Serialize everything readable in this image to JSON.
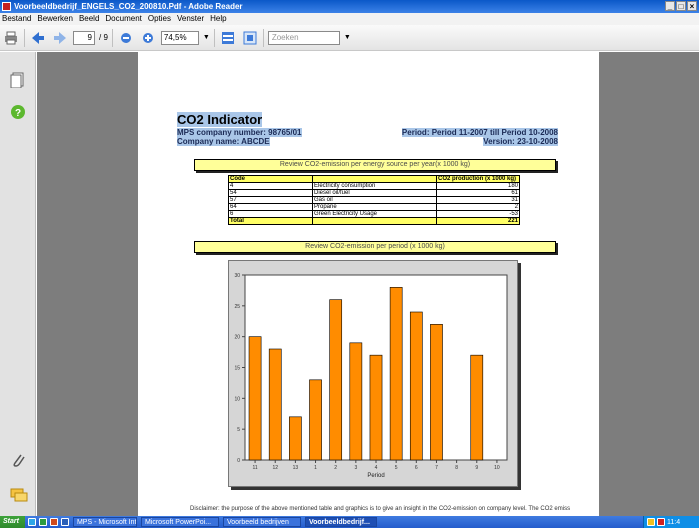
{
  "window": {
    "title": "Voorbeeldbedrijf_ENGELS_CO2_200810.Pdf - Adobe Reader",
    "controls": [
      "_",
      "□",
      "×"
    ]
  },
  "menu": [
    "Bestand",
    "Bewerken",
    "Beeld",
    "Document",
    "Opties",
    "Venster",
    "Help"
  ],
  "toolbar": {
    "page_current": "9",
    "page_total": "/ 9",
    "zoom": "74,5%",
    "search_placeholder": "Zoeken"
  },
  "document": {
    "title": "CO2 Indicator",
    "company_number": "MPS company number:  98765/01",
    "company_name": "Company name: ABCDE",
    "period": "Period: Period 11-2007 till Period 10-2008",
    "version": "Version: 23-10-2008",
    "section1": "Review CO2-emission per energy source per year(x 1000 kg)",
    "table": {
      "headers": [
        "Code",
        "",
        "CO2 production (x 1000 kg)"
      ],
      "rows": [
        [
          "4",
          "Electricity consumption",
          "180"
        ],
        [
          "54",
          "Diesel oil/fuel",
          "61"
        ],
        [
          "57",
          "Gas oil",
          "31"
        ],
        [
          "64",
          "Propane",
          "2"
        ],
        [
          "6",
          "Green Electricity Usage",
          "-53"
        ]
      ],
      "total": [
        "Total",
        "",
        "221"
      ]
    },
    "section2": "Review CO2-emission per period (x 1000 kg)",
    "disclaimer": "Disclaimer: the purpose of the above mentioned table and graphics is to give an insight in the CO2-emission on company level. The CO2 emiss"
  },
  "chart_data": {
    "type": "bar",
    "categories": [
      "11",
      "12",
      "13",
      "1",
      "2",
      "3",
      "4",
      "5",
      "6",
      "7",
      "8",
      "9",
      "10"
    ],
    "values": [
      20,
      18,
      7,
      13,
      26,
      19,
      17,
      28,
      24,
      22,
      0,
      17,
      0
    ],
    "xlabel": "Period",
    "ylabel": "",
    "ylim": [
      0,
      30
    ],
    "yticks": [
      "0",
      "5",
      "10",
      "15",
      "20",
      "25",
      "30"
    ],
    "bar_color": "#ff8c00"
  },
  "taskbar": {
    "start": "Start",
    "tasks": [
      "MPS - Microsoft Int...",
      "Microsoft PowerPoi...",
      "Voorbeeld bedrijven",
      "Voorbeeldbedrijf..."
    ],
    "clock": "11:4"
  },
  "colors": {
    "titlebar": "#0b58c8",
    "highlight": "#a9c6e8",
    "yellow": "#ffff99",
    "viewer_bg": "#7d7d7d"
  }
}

What to work on » Keep the pictures out and write out the records exactly.

Reply to the task »
Serialize everything readable in this image to JSON.
{
  "window": {
    "title": "Voorbeeldbedrijf_ENGELS_CO2_200810.Pdf - Adobe Reader",
    "controls": [
      "_",
      "□",
      "×"
    ]
  },
  "menu": [
    "Bestand",
    "Bewerken",
    "Beeld",
    "Document",
    "Opties",
    "Venster",
    "Help"
  ],
  "toolbar": {
    "page_current": "9",
    "page_total": "/ 9",
    "zoom": "74,5%",
    "search_placeholder": "Zoeken"
  },
  "document": {
    "title": "CO2 Indicator",
    "company_number": "MPS company number:  98765/01",
    "company_name": "Company name: ABCDE",
    "period": "Period: Period 11-2007 till Period 10-2008",
    "version": "Version: 23-10-2008",
    "section1": "Review CO2-emission per energy source per year(x 1000 kg)",
    "table": {
      "headers": [
        "Code",
        "",
        "CO2 production (x 1000 kg)"
      ],
      "rows": [
        [
          "4",
          "Electricity consumption",
          "180"
        ],
        [
          "54",
          "Diesel oil/fuel",
          "61"
        ],
        [
          "57",
          "Gas oil",
          "31"
        ],
        [
          "64",
          "Propane",
          "2"
        ],
        [
          "6",
          "Green Electricity Usage",
          "-53"
        ]
      ],
      "total": [
        "Total",
        "",
        "221"
      ]
    },
    "section2": "Review CO2-emission per period (x 1000 kg)",
    "disclaimer": "Disclaimer: the purpose of the above mentioned table and graphics is to give an insight in the CO2-emission on company level. The CO2 emiss"
  },
  "chart_data": {
    "type": "bar",
    "categories": [
      "11",
      "12",
      "13",
      "1",
      "2",
      "3",
      "4",
      "5",
      "6",
      "7",
      "8",
      "9",
      "10"
    ],
    "values": [
      20,
      18,
      7,
      13,
      26,
      19,
      17,
      28,
      24,
      22,
      0,
      17,
      0
    ],
    "xlabel": "Period",
    "ylabel": "",
    "ylim": [
      0,
      30
    ],
    "yticks": [
      "0",
      "5",
      "10",
      "15",
      "20",
      "25",
      "30"
    ],
    "bar_color": "#ff8c00"
  },
  "taskbar": {
    "start": "Start",
    "tasks": [
      "MPS - Microsoft Int...",
      "Microsoft PowerPoi...",
      "Voorbeeld bedrijven",
      "Voorbeeldbedrijf..."
    ],
    "clock": "11:4"
  },
  "colors": {
    "titlebar": "#0b58c8",
    "highlight": "#a9c6e8",
    "yellow": "#ffff99",
    "viewer_bg": "#7d7d7d"
  }
}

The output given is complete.